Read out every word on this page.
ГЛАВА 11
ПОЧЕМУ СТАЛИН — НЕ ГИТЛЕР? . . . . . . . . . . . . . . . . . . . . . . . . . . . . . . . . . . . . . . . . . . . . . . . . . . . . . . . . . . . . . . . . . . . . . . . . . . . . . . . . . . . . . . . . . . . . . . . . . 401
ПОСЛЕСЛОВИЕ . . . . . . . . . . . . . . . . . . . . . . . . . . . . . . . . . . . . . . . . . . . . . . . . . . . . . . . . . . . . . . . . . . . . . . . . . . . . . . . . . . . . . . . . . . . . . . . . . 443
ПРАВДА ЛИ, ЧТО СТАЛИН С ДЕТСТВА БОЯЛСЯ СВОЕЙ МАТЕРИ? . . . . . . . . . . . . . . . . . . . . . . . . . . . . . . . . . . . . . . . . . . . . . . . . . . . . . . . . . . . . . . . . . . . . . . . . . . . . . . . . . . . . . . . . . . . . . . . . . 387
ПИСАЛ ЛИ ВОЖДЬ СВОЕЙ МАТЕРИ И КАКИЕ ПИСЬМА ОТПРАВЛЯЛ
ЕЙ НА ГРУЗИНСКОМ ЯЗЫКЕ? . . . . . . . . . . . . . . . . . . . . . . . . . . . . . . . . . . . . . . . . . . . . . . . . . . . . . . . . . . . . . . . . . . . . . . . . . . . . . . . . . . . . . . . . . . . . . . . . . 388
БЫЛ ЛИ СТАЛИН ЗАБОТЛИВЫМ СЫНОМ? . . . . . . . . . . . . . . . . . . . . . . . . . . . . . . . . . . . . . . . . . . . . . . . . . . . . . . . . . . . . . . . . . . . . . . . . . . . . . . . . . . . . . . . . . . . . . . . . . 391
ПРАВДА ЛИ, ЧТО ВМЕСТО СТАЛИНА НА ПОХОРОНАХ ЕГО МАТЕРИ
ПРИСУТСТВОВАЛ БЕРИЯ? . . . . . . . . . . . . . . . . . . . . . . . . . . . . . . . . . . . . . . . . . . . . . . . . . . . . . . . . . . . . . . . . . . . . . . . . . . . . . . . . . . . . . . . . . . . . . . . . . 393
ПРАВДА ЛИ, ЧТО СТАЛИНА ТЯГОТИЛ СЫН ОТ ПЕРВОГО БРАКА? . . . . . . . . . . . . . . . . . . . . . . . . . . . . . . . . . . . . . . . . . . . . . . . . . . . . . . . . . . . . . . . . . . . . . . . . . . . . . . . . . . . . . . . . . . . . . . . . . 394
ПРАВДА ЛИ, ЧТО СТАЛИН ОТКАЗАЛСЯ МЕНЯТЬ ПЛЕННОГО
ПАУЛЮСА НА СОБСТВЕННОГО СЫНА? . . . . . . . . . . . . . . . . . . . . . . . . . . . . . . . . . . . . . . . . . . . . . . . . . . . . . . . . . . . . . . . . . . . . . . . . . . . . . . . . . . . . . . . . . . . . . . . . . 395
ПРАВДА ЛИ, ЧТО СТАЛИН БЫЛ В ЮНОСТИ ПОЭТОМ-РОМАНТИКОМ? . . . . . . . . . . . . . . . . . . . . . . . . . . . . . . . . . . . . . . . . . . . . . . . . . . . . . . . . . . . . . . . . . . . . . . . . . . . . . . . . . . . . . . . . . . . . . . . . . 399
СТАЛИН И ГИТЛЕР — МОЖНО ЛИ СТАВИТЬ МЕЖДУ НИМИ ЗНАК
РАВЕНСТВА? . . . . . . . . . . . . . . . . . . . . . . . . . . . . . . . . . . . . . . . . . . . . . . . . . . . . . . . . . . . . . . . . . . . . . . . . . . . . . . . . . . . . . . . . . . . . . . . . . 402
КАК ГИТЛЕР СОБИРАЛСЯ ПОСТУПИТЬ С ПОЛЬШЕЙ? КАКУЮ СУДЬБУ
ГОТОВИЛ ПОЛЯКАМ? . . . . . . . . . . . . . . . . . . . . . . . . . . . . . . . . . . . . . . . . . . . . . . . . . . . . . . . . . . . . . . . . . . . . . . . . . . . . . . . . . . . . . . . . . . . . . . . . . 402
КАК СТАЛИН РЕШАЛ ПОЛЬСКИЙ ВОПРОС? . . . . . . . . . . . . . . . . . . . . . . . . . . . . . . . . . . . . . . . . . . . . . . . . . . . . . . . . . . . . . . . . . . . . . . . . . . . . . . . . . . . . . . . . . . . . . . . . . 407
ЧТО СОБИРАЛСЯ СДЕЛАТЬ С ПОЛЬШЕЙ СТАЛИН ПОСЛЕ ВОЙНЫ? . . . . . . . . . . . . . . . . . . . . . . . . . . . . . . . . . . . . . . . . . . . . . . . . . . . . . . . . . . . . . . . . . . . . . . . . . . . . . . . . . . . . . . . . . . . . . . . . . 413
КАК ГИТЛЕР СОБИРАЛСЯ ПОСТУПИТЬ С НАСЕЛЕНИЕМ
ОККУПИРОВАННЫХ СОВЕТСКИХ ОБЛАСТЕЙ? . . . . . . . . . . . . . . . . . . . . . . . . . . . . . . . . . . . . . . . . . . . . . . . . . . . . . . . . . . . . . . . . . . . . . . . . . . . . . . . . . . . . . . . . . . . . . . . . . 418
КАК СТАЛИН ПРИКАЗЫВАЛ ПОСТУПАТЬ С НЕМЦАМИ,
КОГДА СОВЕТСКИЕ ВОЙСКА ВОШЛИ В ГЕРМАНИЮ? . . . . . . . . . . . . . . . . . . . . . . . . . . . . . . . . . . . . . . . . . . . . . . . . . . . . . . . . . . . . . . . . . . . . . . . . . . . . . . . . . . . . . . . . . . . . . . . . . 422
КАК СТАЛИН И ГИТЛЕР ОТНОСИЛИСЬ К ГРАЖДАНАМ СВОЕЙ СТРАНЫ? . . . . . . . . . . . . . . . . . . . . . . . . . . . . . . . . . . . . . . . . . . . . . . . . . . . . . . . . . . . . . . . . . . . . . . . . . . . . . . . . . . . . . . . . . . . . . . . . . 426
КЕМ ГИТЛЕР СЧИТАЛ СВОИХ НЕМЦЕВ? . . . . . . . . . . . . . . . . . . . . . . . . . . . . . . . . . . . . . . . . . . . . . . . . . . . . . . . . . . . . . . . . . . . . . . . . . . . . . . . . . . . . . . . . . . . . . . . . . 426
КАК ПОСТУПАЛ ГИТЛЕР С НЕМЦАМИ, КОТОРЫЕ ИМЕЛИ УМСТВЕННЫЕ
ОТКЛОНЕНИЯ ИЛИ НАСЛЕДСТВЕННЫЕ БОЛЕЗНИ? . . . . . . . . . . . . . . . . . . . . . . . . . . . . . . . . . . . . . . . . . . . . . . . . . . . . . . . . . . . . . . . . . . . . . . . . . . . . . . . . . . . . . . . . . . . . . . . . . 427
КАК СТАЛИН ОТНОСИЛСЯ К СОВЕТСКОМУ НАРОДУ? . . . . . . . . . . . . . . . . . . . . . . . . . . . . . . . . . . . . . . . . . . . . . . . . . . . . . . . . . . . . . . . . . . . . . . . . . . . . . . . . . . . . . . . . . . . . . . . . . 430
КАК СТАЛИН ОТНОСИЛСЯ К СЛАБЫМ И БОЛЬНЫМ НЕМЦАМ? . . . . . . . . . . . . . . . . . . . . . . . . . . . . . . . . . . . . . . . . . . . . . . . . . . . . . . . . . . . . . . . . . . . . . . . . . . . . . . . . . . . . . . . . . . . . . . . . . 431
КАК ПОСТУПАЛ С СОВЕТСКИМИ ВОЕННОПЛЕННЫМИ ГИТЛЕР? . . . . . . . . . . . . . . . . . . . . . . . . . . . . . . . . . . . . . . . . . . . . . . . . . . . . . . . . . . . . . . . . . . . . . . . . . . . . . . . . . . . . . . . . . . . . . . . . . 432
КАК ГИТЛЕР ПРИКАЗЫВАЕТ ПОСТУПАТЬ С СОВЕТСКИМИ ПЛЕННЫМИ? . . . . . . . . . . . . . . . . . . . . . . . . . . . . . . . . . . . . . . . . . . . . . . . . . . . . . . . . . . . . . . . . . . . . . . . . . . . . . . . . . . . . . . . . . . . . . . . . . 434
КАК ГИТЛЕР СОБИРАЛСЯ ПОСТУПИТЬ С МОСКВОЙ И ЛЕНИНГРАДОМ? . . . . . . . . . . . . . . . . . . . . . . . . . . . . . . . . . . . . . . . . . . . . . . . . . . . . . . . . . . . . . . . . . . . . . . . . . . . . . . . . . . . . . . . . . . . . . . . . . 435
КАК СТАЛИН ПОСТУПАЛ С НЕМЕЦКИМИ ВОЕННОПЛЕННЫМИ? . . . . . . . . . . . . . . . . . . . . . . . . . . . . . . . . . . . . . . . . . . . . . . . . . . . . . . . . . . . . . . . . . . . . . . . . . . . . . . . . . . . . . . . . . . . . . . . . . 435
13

++++

Find how many lines of the listing include the string "ПОСТУПИТЬ" and give that number, nothing else.

▶ _REPLY_
3